Every record here needs to be written out again exactly.

━━━━━━━━━━━━━━━━━━━━

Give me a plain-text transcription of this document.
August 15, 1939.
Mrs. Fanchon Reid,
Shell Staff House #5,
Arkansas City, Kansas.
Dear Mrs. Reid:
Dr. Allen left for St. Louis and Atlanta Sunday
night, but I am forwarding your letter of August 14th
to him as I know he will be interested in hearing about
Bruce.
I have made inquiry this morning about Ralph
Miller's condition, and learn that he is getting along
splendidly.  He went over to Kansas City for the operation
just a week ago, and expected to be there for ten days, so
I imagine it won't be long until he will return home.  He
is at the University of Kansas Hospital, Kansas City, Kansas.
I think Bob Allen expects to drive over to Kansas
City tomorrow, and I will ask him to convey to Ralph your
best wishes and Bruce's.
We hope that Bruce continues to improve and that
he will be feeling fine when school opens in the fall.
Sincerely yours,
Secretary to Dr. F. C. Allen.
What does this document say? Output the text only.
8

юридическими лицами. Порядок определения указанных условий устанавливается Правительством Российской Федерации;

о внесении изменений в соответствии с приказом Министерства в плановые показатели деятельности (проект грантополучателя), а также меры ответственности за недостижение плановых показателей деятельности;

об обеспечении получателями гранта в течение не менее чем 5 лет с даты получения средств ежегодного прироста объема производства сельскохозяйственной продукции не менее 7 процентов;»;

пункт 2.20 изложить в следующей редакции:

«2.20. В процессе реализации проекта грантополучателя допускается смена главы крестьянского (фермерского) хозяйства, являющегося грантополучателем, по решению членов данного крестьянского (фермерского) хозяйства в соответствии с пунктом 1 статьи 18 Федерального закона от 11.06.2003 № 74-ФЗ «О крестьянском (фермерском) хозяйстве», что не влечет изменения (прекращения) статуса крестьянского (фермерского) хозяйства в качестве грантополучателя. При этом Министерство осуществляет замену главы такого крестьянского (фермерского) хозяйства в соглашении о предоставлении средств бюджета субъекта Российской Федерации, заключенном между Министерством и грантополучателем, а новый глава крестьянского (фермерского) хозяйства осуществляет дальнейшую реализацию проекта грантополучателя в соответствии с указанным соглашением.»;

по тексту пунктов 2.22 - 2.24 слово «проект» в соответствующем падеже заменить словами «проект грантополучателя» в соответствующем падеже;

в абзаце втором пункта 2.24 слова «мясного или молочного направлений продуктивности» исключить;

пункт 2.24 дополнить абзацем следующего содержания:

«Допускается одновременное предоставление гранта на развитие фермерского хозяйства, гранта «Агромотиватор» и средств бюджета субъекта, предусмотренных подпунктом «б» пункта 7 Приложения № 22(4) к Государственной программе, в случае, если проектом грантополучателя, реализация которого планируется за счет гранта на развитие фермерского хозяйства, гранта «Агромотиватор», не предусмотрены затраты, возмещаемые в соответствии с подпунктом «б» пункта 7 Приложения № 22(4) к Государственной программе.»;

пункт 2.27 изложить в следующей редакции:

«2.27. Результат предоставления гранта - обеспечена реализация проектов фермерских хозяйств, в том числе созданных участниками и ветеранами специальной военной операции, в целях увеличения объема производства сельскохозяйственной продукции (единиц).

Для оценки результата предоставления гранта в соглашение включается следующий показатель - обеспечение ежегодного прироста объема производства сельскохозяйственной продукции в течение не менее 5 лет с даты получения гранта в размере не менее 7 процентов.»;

━━━━━━━━━━━━━━━━━━━━

Exercise response
Give me a plain-text transcription of this document.
August 15, 1939.
Mrs. Fanchon Reid,
Shell Staff House #5,
Arkansas City, Kansas.
Dear Mrs. Reid:
Dr. Allen left for St. Louis and Atlanta Sunday
night, but I am forwarding your letter of August 14th
to him as I know he will be interested in hearing about
Bruce.
I have made inquiry this morning about Ralph
Miller's condition, and learn that he is getting along
splendidly.  He went over to Kansas City for the operation
just a week ago, and expected to be there for ten days, so
I imagine it won't be long until he will return home.  He
is at the University of Kansas Hospital, Kansas City, Kansas.
I think Bob Allen expects to drive over to Kansas
City tomorrow, and I will ask him to convey to Ralph your
best wishes and Bruce's.
We hope that Bruce continues to improve and that
he will be feeling fine when school opens in the fall.
Sincerely yours,
Secretary to Dr. F. C. Allen.
What does this document say? Output the text only.
8

юридическими лицами. Порядок определения указанных условий устанавливается Правительством Российской Федерации;

о внесении изменений в соответствии с приказом Министерства в плановые показатели деятельности (проект грантополучателя), а также меры ответственности за недостижение плановых показателей деятельности;

об обеспечении получателями гранта в течение не менее чем 5 лет с даты получения средств ежегодного прироста объема производства сельскохозяйственной продукции не менее 7 процентов;»;

пункт 2.20 изложить в следующей редакции:

«2.20. В процессе реализации проекта грантополучателя допускается смена главы крестьянского (фермерского) хозяйства, являющегося грантополучателем, по решению членов данного крестьянского (фермерского) хозяйства в соответствии с пунктом 1 статьи 18 Федерального закона от 11.06.2003 № 74-ФЗ «О крестьянском (фермерском) хозяйстве», что не влечет изменения (прекращения) статуса крестьянского (фермерского) хозяйства в качестве грантополучателя. При этом Министерство осуществляет замену главы такого крестьянского (фермерского) хозяйства в соглашении о предоставлении средств бюджета субъекта Российской Федерации, заключенном между Министерством и грантополучателем, а новый глава крестьянского (фермерского) хозяйства осуществляет дальнейшую реализацию проекта грантополучателя в соответствии с указанным соглашением.»;

по тексту пунктов 2.22 - 2.24 слово «проект» в соответствующем падеже заменить словами «проект грантополучателя» в соответствующем падеже;

в абзаце втором пункта 2.24 слова «мясного или молочного направлений продуктивности» исключить;

пункт 2.24 дополнить абзацем следующего содержания:

«Допускается одновременное предоставление гранта на развитие фермерского хозяйства, гранта «Агромотиватор» и средств бюджета субъекта, предусмотренных подпунктом «б» пункта 7 Приложения № 22(4) к Государственной программе, в случае, если проектом грантополучателя, реализация которого планируется за счет гранта на развитие фермерского хозяйства, гранта «Агромотиватор», не предусмотрены затраты, возмещаемые в соответствии с подпунктом «б» пункта 7 Приложения № 22(4) к Государственной программе.»;

пункт 2.27 изложить в следующей редакции:

«2.27. Результат предоставления гранта - обеспечена реализация проектов фермерских хозяйств, в том числе созданных участниками и ветеранами специальной военной операции, в целях увеличения объема производства сельскохозяйственной продукции (единиц).

Для оценки результата предоставления гранта в соглашение включается следующий показатель - обеспечение ежегодного прироста объема производства сельскохозяйственной продукции в течение не менее 5 лет с даты получения гранта в размере не менее 7 процентов.»;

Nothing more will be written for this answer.